_The exercise_.
Every line of the data must be copied exactly.

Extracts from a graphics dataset
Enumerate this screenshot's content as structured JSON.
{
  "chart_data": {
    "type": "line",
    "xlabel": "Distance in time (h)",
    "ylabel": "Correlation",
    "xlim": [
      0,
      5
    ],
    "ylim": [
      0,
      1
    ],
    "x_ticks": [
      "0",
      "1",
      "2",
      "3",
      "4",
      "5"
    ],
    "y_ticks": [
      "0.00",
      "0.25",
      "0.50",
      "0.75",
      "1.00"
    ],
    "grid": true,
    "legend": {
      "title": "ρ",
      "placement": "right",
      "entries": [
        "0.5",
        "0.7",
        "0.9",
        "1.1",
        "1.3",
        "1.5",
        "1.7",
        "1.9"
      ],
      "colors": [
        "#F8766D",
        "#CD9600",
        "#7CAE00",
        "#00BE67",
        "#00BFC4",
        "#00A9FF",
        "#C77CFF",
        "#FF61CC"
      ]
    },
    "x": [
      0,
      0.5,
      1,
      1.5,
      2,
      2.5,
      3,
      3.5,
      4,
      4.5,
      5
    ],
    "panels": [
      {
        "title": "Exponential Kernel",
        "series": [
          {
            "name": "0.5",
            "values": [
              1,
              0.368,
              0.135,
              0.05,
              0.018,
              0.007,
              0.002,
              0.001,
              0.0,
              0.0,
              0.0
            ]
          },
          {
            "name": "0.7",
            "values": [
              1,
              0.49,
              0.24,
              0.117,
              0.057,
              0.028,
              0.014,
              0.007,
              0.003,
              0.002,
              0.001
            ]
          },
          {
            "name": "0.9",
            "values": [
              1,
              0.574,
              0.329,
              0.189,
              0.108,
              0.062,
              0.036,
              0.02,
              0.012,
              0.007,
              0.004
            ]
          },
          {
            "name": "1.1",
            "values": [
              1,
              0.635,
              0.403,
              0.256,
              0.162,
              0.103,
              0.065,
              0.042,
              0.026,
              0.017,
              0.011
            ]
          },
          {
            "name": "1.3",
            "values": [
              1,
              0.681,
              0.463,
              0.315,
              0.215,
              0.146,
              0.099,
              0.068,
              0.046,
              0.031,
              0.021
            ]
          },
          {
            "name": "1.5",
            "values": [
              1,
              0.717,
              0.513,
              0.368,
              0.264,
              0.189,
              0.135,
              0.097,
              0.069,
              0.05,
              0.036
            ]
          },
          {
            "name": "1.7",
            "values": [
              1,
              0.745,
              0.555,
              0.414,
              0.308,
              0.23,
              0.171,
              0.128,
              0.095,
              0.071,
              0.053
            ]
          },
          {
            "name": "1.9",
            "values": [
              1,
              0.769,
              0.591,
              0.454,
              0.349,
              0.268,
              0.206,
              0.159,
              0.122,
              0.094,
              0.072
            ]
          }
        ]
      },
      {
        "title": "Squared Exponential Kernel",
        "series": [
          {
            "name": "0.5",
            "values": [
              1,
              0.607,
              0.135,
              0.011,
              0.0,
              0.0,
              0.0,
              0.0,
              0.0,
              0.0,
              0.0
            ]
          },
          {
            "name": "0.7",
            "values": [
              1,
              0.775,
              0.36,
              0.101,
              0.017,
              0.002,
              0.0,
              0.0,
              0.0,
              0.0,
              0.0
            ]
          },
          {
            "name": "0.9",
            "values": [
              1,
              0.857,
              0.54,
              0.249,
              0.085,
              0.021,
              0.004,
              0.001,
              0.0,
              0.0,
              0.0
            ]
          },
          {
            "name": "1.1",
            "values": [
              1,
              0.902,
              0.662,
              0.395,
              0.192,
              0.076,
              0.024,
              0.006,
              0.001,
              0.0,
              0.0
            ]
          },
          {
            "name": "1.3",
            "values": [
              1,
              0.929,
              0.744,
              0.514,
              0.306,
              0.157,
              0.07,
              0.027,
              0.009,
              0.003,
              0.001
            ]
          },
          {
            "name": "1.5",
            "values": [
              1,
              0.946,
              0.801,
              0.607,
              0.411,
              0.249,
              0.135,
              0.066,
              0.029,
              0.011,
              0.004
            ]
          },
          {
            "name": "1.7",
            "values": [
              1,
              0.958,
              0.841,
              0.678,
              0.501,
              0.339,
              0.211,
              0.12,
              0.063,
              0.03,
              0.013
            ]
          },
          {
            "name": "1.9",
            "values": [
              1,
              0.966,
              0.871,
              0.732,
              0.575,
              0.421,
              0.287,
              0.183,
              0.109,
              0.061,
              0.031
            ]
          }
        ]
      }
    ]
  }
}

_Result_.
Enumerate this screenshot's content as structured JSON.
{
  "chart_data": {
    "type": "line",
    "xlabel": "Distance in time (h)",
    "ylabel": "Correlation",
    "xlim": [
      0,
      5
    ],
    "ylim": [
      0,
      1
    ],
    "x_ticks": [
      "0",
      "1",
      "2",
      "3",
      "4",
      "5"
    ],
    "y_ticks": [
      "0.00",
      "0.25",
      "0.50",
      "0.75",
      "1.00"
    ],
    "grid": true,
    "legend": {
      "title": "ρ",
      "placement": "right",
      "entries": [
        "0.5",
        "0.7",
        "0.9",
        "1.1",
        "1.3",
        "1.5",
        "1.7",
        "1.9"
      ],
      "colors": [
        "#F8766D",
        "#CD9600",
        "#7CAE00",
        "#00BE67",
        "#00BFC4",
        "#00A9FF",
        "#C77CFF",
        "#FF61CC"
      ]
    },
    "x": [
      0,
      0.5,
      1,
      1.5,
      2,
      2.5,
      3,
      3.5,
      4,
      4.5,
      5
    ],
    "panels": [
      {
        "title": "Exponential Kernel",
        "series": [
          {
            "name": "0.5",
            "values": [
              1,
              0.368,
              0.135,
              0.05,
              0.018,
              0.007,
              0.002,
              0.001,
              0.0,
              0.0,
              0.0
            ]
          },
          {
            "name": "0.7",
            "values": [
              1,
              0.49,
              0.24,
              0.117,
              0.057,
              0.028,
              0.014,
              0.007,
              0.003,
              0.002,
              0.001
            ]
          },
          {
            "name": "0.9",
            "values": [
              1,
              0.574,
              0.329,
              0.189,
              0.108,
              0.062,
              0.036,
              0.02,
              0.012,
              0.007,
              0.004
            ]
          },
          {
            "name": "1.1",
            "values": [
              1,
              0.635,
              0.403,
              0.256,
              0.162,
              0.103,
              0.065,
              0.042,
              0.026,
              0.017,
              0.011
            ]
          },
          {
            "name": "1.3",
            "values": [
              1,
              0.681,
              0.463,
              0.315,
              0.215,
              0.146,
              0.099,
              0.068,
              0.046,
              0.031,
              0.021
            ]
          },
          {
            "name": "1.5",
            "values": [
              1,
              0.717,
              0.513,
              0.368,
              0.264,
              0.189,
              0.135,
              0.097,
              0.069,
              0.05,
              0.036
            ]
          },
          {
            "name": "1.7",
            "values": [
              1,
              0.745,
              0.555,
              0.414,
              0.308,
              0.23,
              0.171,
              0.128,
              0.095,
              0.071,
              0.053
            ]
          },
          {
            "name": "1.9",
            "values": [
              1,
              0.769,
              0.591,
              0.454,
              0.349,
              0.268,
              0.206,
              0.159,
              0.122,
              0.094,
              0.072
            ]
          }
        ]
      },
      {
        "title": "Squared Exponential Kernel",
        "series": [
          {
            "name": "0.5",
            "values": [
              1,
              0.607,
              0.135,
              0.011,
              0.0,
              0.0,
              0.0,
              0.0,
              0.0,
              0.0,
              0.0
            ]
          },
          {
            "name": "0.7",
            "values": [
              1,
              0.775,
              0.36,
              0.101,
              0.017,
              0.002,
              0.0,
              0.0,
              0.0,
              0.0,
              0.0
            ]
          },
          {
            "name": "0.9",
            "values": [
              1,
              0.857,
              0.54,
              0.249,
              0.085,
              0.021,
              0.004,
              0.001,
              0.0,
              0.0,
              0.0
            ]
          },
          {
            "name": "1.1",
            "values": [
              1,
              0.902,
              0.662,
              0.395,
              0.192,
              0.076,
              0.024,
              0.006,
              0.001,
              0.0,
              0.0
            ]
          },
          {
            "name": "1.3",
            "values": [
              1,
              0.929,
              0.744,
              0.514,
              0.306,
              0.157,
              0.07,
              0.027,
              0.009,
              0.003,
              0.001
            ]
          },
          {
            "name": "1.5",
            "values": [
              1,
              0.946,
              0.801,
              0.607,
              0.411,
              0.249,
              0.135,
              0.066,
              0.029,
              0.011,
              0.004
            ]
          },
          {
            "name": "1.7",
            "values": [
              1,
              0.958,
              0.841,
              0.678,
              0.501,
              0.339,
              0.211,
              0.12,
              0.063,
              0.03,
              0.013
            ]
          },
          {
            "name": "1.9",
            "values": [
              1,
              0.966,
              0.871,
              0.732,
              0.575,
              0.421,
              0.287,
              0.183,
              0.109,
              0.061,
              0.031
            ]
          }
        ]
      }
    ]
  }
}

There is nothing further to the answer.